→ **Instructions to follow**: Below is a block of records; reproduce all of them exactly and leave out any pictures.

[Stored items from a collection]
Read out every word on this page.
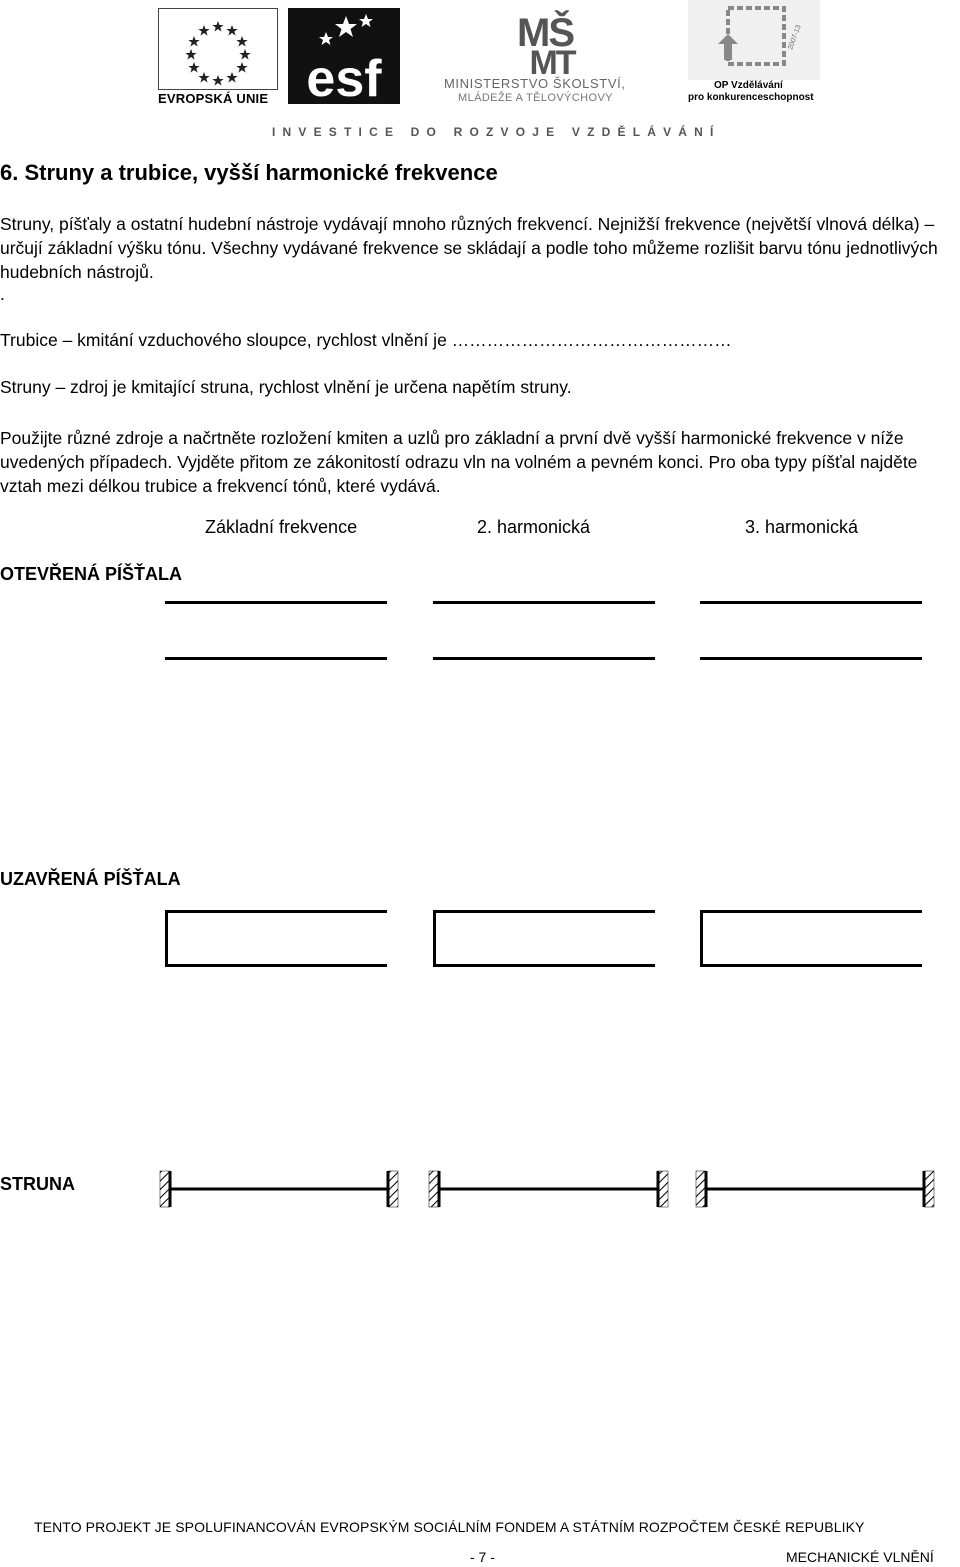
EVROPSKÁ UNIE esf
MŠ
MT
MINISTERSTVO ŠKOLSTVÍ,
MLÁDEŽE A TĚLOVÝCHOVY
2007-13
OP Vzdělávání
pro konkurenceschopnost
INVESTICE DO ROZVOJE VZDĚLÁVÁNÍ
6. Struny a trubice, vyšší harmonické frekvence
Struny, píšťaly a ostatní hudební nástroje vydávají mnoho různých frekvencí. Nejnižší frekvence (největší vlnová délka) – určují základní výšku tónu. Všechny vydávané frekvence se skládají a podle toho můžeme rozlišit barvu tónu jednotlivých hudebních nástrojů.
.
Trubice – kmitání vzduchového sloupce, rychlost vlnění je …………………………………………
Struny – zdroj je kmitající struna, rychlost vlnění je určena napětím struny.
Použijte různé zdroje a načrtněte rozložení kmiten a uzlů pro základní a první dvě vyšší harmonické frekvence v níže uvedených případech. Vyjděte přitom ze zákonitostí odrazu vln na volném a pevném konci. Pro oba typy píšťal najděte vztah mezi délkou trubice a frekvencí tónů, které vydává.
Základní frekvence	2. harmonická	3. harmonická
OTEVŘENÁ PÍŠŤALA
UZAVŘENÁ PÍŠŤALA
STRUNA
TENTO PROJEKT JE SPOLUFINANCOVÁN EVROPSKÝM SOCIÁLNÍM FONDEM A STÁTNÍM ROZPOČTEM ČESKÉ REPUBLIKY
- 7 -	MECHANICKÉ VLNĚNÍ
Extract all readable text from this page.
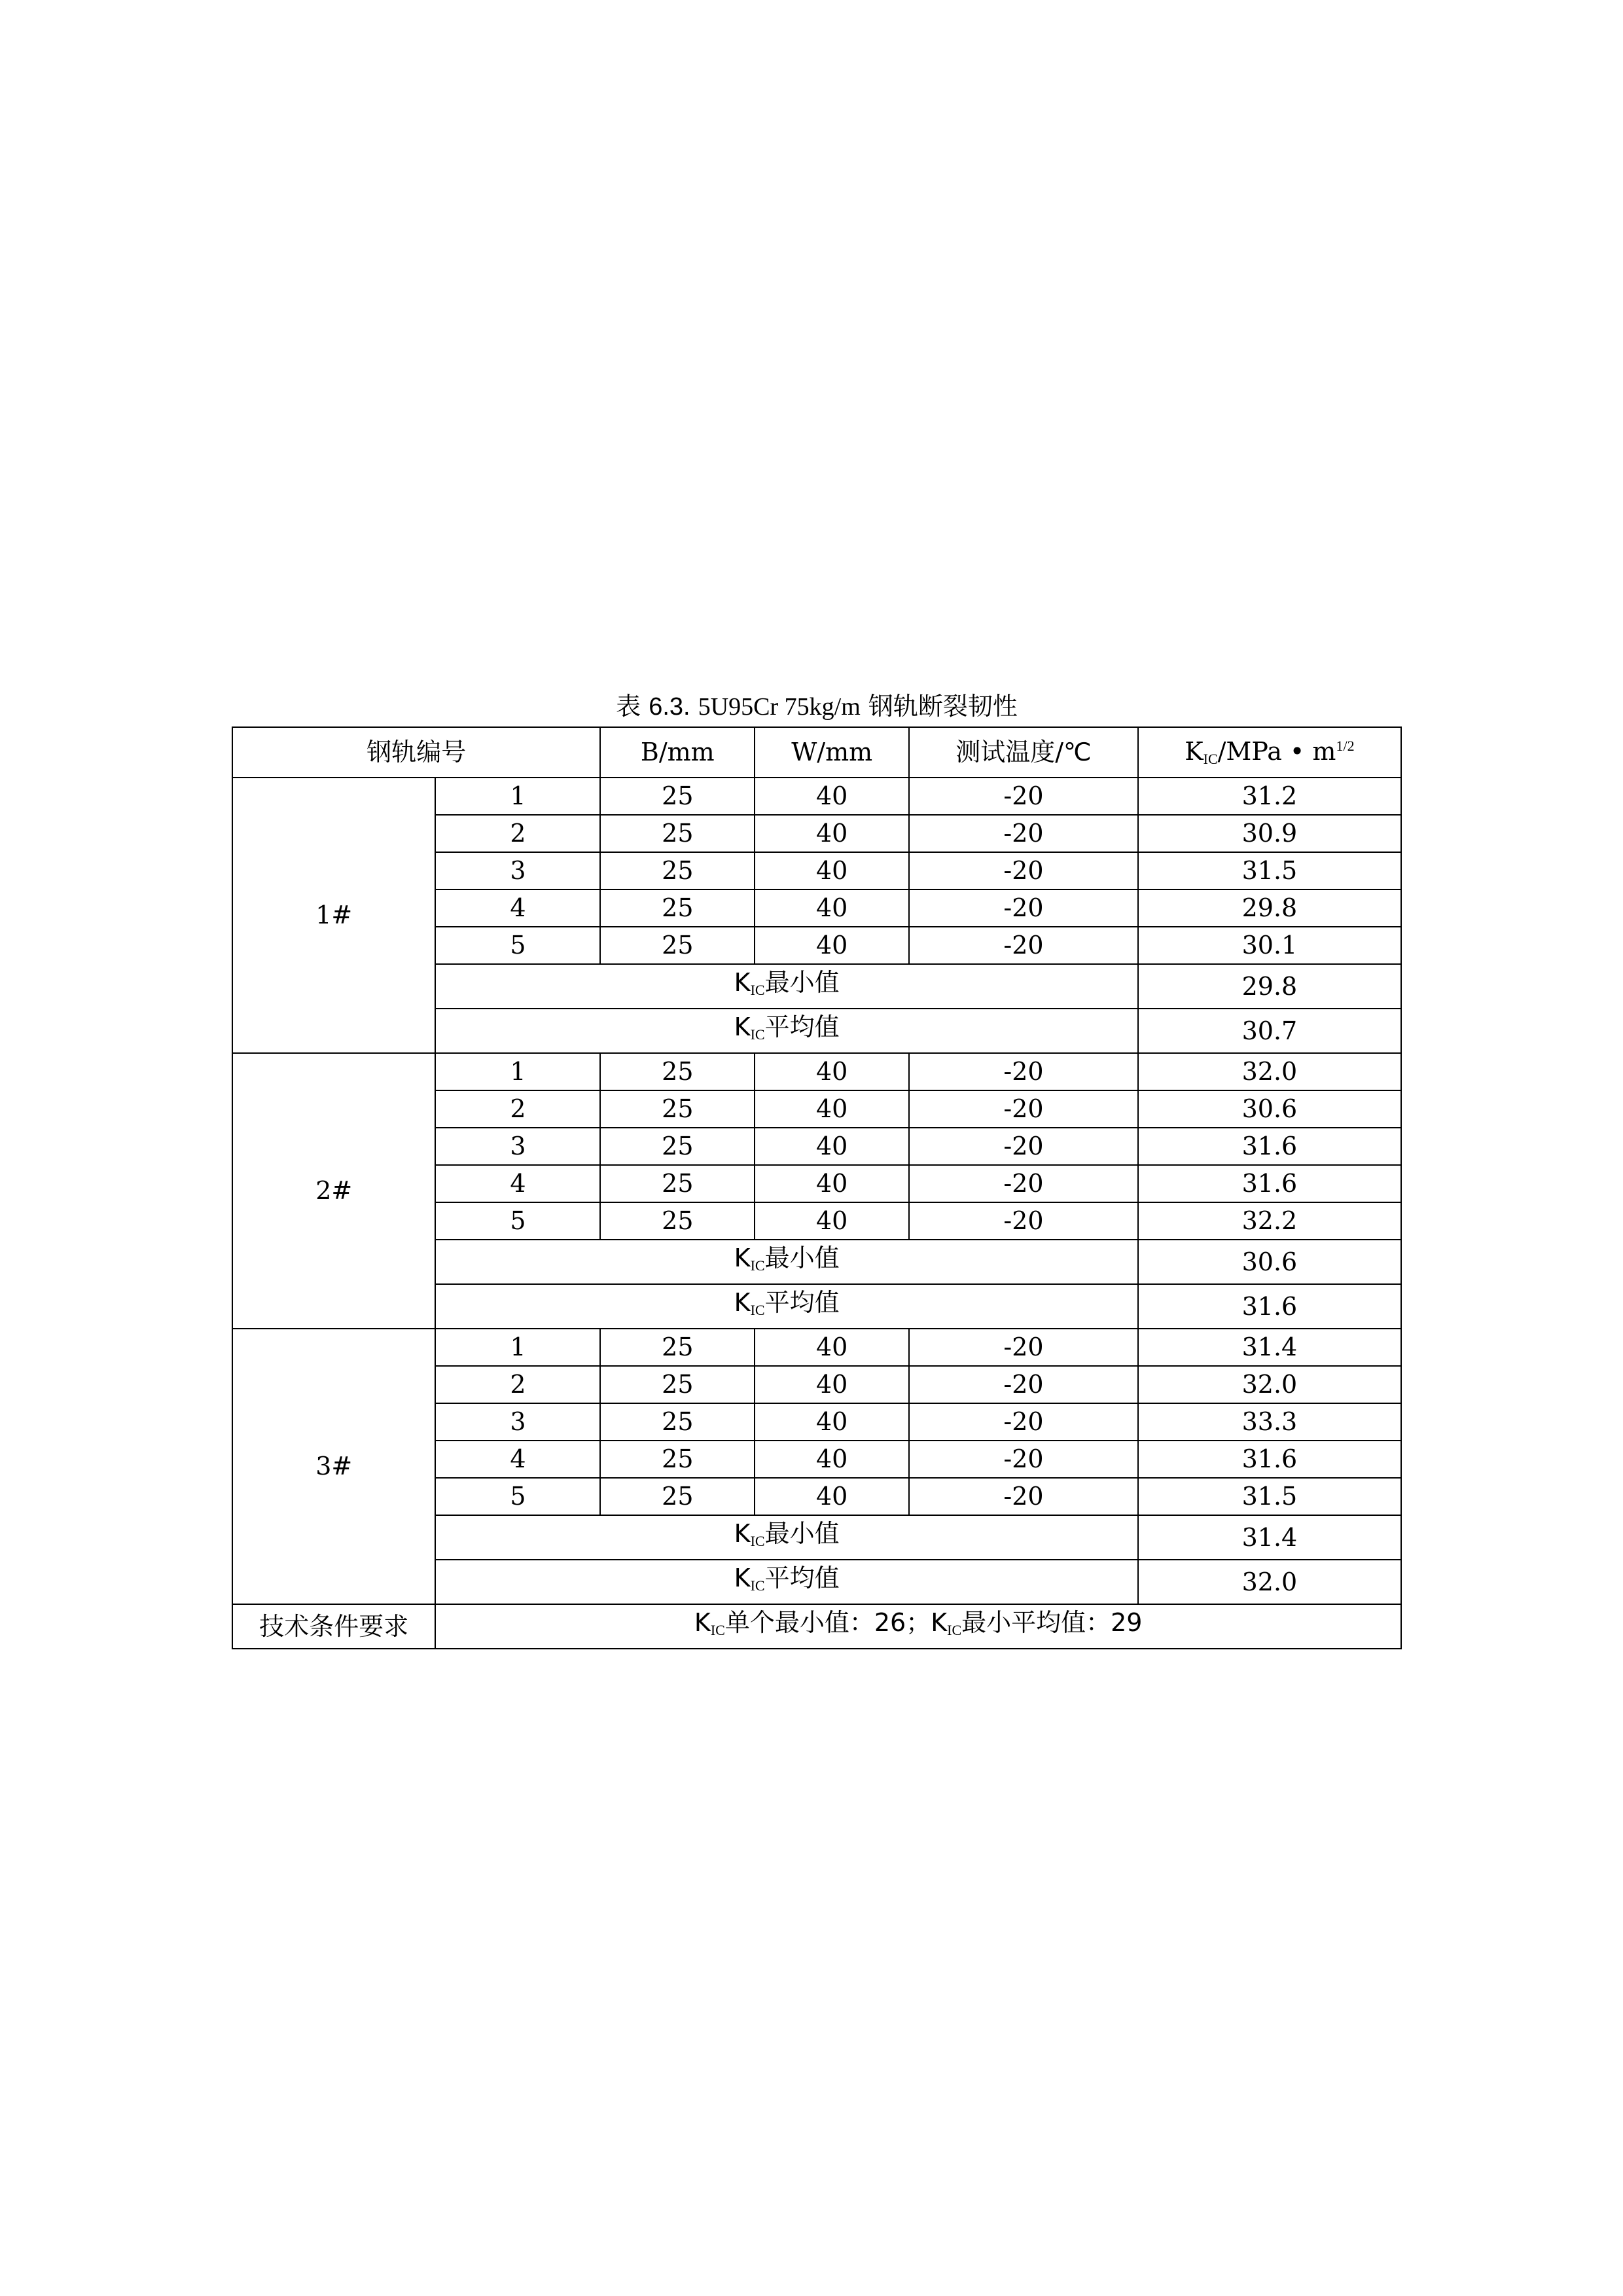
表 6.3. 5U95Cr 75kg/m 钢轨断裂韧性
钢轨编号		B/mm	W/mm	测试温度/℃	$K_{IC}$/MPa • $m^{1/2}$
1#	1	25	40	-20	31.2
	2	25	40	-20	30.9
	3	25	40	-20	31.5
	4	25	40	-20	29.8
	5	25	40	-20	30.1
	$K_{IC}$最小值				29.8
	$K_{IC}$平均值				30.7
2#	1	25	40	-20	32.0
	2	25	40	-20	30.6
	3	25	40	-20	31.6
	4	25	40	-20	31.6
	5	25	40	-20	32.2
	$K_{IC}$最小值				30.6
	$K_{IC}$平均值				31.6
3#	1	25	40	-20	31.4
	2	25	40	-20	32.0
	3	25	40	-20	33.3
	4	25	40	-20	31.6
	5	25	40	-20	31.5
	$K_{IC}$最小值				31.4
	$K_{IC}$平均值				32.0
技术条件要求	$K_{IC}$单个最小值：26；$K_{IC}$最小平均值：29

→ **The reply**:
Read out every word on this page.
EVROPSKÁ UNIE esf
MŠ
MT
MINISTERSTVO ŠKOLSTVÍ,
MLÁDEŽE A TĚLOVÝCHOVY
2007-13
OP Vzdělávání
pro konkurenceschopnost
INVESTICE DO ROZVOJE VZDĚLÁVÁNÍ
6. Struny a trubice, vyšší harmonické frekvence
Struny, píšťaly a ostatní hudební nástroje vydávají mnoho různých frekvencí. Nejnižší frekvence (největší vlnová délka) – určují základní výšku tónu. Všechny vydávané frekvence se skládají a podle toho můžeme rozlišit barvu tónu jednotlivých hudebních nástrojů.
.
Trubice – kmitání vzduchového sloupce, rychlost vlnění je …………………………………………
Struny – zdroj je kmitající struna, rychlost vlnění je určena napětím struny.
Použijte různé zdroje a načrtněte rozložení kmiten a uzlů pro základní a první dvě vyšší harmonické frekvence v níže uvedených případech. Vyjděte přitom ze zákonitostí odrazu vln na volném a pevném konci. Pro oba typy píšťal najděte vztah mezi délkou trubice a frekvencí tónů, které vydává.
Základní frekvence	2. harmonická	3. harmonická
OTEVŘENÁ PÍŠŤALA
UZAVŘENÁ PÍŠŤALA
STRUNA
TENTO PROJEKT JE SPOLUFINANCOVÁN EVROPSKÝM SOCIÁLNÍM FONDEM A STÁTNÍM ROZPOČTEM ČESKÉ REPUBLIKY
- 7 -	MECHANICKÉ VLNĚNÍ
Extract all readable text from this page.
表 6.3. 5U95Cr 75kg/m 钢轨断裂韧性
钢轨编号		B/mm	W/mm	测试温度/℃	$K_{IC}$/MPa • $m^{1/2}$
1#	1	25	40	-20	31.2
	2	25	40	-20	30.9
	3	25	40	-20	31.5
	4	25	40	-20	29.8
	5	25	40	-20	30.1
	$K_{IC}$最小值				29.8
	$K_{IC}$平均值				30.7
2#	1	25	40	-20	32.0
	2	25	40	-20	30.6
	3	25	40	-20	31.6
	4	25	40	-20	31.6
	5	25	40	-20	32.2
	$K_{IC}$最小值				30.6
	$K_{IC}$平均值				31.6
3#	1	25	40	-20	31.4
	2	25	40	-20	32.0
	3	25	40	-20	33.3
	4	25	40	-20	31.6
	5	25	40	-20	31.5
	$K_{IC}$最小值				31.4
	$K_{IC}$平均值				32.0
技术条件要求	$K_{IC}$单个最小值：26；$K_{IC}$最小平均值：29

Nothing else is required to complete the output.